## DATA SUPPLIED
----------------------------------------

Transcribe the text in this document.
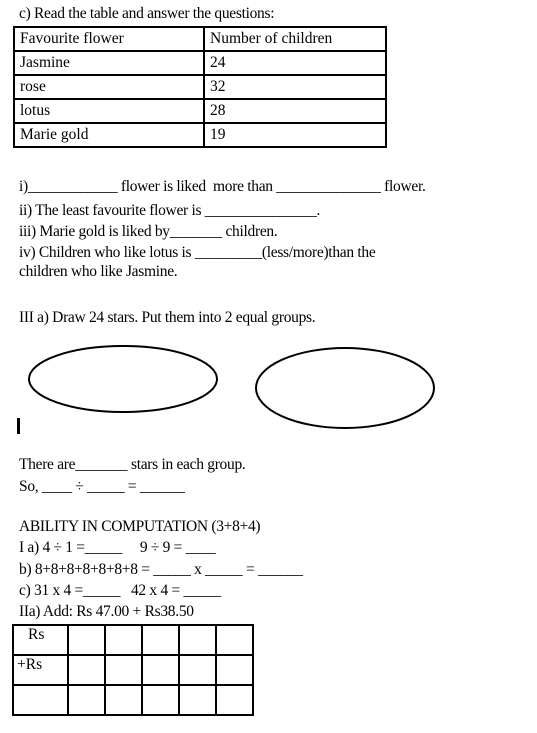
c) Read the table and answer the questions:
Favourite flower	Number of children
Jasmine	24
rose	32
lotus	28
Marie gold	19
i)____________ flower is liked  more than ______________ flower.
ii) The least favourite flower is _______________.
iii) Marie gold is liked by_______ children.
iv) Children who like lotus is _________(less/more)than the
children who like Jasmine.
III a) Draw 24 stars. Put them into 2 equal groups.
There are_______ stars in each group.
So, ____ ÷ _____ = ______
ABILITY IN COMPUTATION (3+8+4)
I a) 4 ÷ 1 =_____     9 ÷ 9 = ____
b) 8+8+8+8+8+8+8 = _____ x _____ = ______
c) 31 x 4 =_____   42 x 4 = _____
IIa) Add: Rs 47.00 + Rs38.50
Rs					
+Rs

----------------------------------------

## WHAT TO DO
What is needed is an exact reproduction of the data, pictures excluded.

## EXERCISE SOLUTION
Transcribe the text in this document.
c) Read the table and answer the questions:
Favourite flower	Number of children
Jasmine	24
rose	32
lotus	28
Marie gold	19
i)____________ flower is liked  more than ______________ flower.
ii) The least favourite flower is _______________.
iii) Marie gold is liked by_______ children.
iv) Children who like lotus is _________(less/more)than the
children who like Jasmine.
III a) Draw 24 stars. Put them into 2 equal groups.
There are_______ stars in each group.
So, ____ ÷ _____ = ______
ABILITY IN COMPUTATION (3+8+4)
I a) 4 ÷ 1 =_____     9 ÷ 9 = ____
b) 8+8+8+8+8+8+8 = _____ x _____ = ______
c) 31 x 4 =_____   42 x 4 = _____
IIa) Add: Rs 47.00 + Rs38.50
Rs					
+Rs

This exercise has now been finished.